> INSTRUCCIÓN ESCRITA A
Copia sin ningún cambio el tramo de los registros que va desde el comienzo hasta la línea que contiene "1095, 2212, 1401]", ambas incluidas.

> SECCIÓN DEL DOCUMENTO
'''
Club de lectura: La isla cerrada, de Antonio Cobos

Joaquín Medina Ferrer

La isla cerrada es la segunda de las novelas que publica nuestro compañero de profesión Antonio Cobos. Ya hace un par de años que tuvimos ocasión de leer en el club su primera obra, Los exiliados, y de compartir con él comentarios, curiosidades y anécdotas en torno al contenido de la novela y a su pavesiano nuevo oficio de escritor. De entrada, nos llevamos todos una alegría: Antonio nos contó que la edición de esta novela, publicada como la anterior por la muy granadina Editorial Nazarí, no le estaba, por decirlo también en granaíno, costando los dineros. A esta alegría se sumó la de saber que llevaba ya una buena temporada defendiendo con éxito su isla cerrada por diferentes clubes de lectura.
'''
> LISTA DE REGISTROS
'''
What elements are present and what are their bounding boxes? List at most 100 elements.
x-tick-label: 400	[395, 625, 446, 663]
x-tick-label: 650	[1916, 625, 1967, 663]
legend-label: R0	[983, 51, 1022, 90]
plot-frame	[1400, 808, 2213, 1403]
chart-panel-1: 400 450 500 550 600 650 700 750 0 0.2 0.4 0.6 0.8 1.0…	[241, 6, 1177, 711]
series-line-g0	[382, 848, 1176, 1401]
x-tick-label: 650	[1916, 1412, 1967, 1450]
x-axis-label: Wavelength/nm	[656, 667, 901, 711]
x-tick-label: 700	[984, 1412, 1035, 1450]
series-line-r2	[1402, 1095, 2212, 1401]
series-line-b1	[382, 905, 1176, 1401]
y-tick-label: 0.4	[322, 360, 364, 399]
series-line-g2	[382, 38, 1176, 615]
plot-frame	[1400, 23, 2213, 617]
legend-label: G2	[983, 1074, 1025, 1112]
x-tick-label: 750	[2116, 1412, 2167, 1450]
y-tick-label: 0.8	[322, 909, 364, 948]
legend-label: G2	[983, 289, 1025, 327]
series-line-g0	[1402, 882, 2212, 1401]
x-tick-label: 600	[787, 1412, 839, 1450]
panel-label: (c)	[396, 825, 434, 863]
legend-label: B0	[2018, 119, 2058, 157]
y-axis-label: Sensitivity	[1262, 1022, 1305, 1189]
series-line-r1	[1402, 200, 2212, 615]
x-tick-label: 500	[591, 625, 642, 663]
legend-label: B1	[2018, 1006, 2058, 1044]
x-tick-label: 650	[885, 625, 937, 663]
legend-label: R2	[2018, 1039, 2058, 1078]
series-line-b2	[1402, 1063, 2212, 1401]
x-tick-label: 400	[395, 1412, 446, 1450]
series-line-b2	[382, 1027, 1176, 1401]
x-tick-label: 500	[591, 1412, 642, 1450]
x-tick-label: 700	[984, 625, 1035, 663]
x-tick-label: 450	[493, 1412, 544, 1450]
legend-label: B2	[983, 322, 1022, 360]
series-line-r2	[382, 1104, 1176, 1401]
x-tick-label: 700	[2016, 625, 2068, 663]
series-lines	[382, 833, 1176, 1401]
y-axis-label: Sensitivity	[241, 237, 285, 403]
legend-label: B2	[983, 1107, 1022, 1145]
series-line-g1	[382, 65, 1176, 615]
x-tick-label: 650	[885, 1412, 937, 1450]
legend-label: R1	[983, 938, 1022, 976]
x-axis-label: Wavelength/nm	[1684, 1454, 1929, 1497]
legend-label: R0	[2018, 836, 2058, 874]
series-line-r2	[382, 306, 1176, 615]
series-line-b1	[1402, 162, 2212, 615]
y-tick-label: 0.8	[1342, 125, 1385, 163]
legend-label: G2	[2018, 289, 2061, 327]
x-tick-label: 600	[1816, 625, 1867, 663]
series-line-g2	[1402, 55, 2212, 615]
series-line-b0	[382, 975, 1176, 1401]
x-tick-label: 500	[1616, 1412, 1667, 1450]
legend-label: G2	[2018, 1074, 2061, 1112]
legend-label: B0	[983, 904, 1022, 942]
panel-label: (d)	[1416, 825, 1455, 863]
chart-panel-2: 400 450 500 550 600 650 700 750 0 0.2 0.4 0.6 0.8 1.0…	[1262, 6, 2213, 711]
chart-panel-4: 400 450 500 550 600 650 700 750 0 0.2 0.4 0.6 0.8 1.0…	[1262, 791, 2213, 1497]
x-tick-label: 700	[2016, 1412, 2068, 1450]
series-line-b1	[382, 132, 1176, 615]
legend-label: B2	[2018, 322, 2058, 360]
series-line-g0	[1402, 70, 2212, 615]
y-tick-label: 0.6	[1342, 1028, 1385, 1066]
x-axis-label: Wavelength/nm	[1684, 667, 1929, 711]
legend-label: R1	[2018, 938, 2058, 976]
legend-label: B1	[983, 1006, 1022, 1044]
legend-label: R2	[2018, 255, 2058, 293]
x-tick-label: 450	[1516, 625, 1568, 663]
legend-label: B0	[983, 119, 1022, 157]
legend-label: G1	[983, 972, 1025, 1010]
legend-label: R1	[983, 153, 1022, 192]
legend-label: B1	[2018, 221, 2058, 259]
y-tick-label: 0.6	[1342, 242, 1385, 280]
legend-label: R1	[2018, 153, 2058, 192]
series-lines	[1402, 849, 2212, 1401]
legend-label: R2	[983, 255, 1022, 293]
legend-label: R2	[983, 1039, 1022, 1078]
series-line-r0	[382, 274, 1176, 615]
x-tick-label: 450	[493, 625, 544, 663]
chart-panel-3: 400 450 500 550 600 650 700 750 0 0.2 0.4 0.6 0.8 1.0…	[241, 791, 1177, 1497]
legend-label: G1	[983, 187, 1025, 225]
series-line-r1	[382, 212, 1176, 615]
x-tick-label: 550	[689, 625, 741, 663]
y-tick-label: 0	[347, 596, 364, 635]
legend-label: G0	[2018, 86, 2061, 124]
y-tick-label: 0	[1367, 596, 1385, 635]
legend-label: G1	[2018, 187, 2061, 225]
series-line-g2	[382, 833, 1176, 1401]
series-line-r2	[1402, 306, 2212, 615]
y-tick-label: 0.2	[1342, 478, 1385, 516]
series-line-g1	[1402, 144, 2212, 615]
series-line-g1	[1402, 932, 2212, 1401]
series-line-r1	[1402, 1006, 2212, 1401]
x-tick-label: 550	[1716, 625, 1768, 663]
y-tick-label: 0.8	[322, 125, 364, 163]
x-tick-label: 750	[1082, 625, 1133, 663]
'''
> INSTRUCCIÓN ESCRITA B
Reproduce completo y sin cambios el texto sobre el club de lectura de La isla cerrada.

> RESPUESTA A
What elements are present and what are their bounding boxes? List at most 100 elements.
x-tick-label: 400	[395, 625, 446, 663]
x-tick-label: 650	[1916, 625, 1967, 663]
legend-label: R0	[983, 51, 1022, 90]
plot-frame	[1400, 808, 2213, 1403]
chart-panel-1: 400 450 500 550 600 650 700 750 0 0.2 0.4 0.6 0.8 1.0…	[241, 6, 1177, 711]
series-line-g0	[382, 848, 1176, 1401]
x-tick-label: 650	[1916, 1412, 1967, 1450]
x-axis-label: Wavelength/nm	[656, 667, 901, 711]
x-tick-label: 700	[984, 1412, 1035, 1450]
series-line-r2	[1402, 1095, 2212, 1401]

> RESPUESTA B
Club de lectura: La isla cerrada, de Antonio Cobos

Joaquín Medina Ferrer

La isla cerrada es la segunda de las novelas que publica nuestro compañero de profesión Antonio Cobos. Ya hace un par de años que tuvimos ocasión de leer en el club su primera obra, Los exiliados, y de compartir con él comentarios, curiosidades y anécdotas en torno al contenido de la novela y a su pavesiano nuevo oficio de escritor. De entrada, nos llevamos todos una alegría: Antonio nos contó que la edición de esta novela, publicada como la anterior por la muy granadina Editorial Nazarí, no le estaba, por decirlo también en granaíno, costando los dineros. A esta alegría se sumó la de saber que llevaba ya una buena temporada defendiendo con éxito su isla cerrada por diferentes clubes de lectura.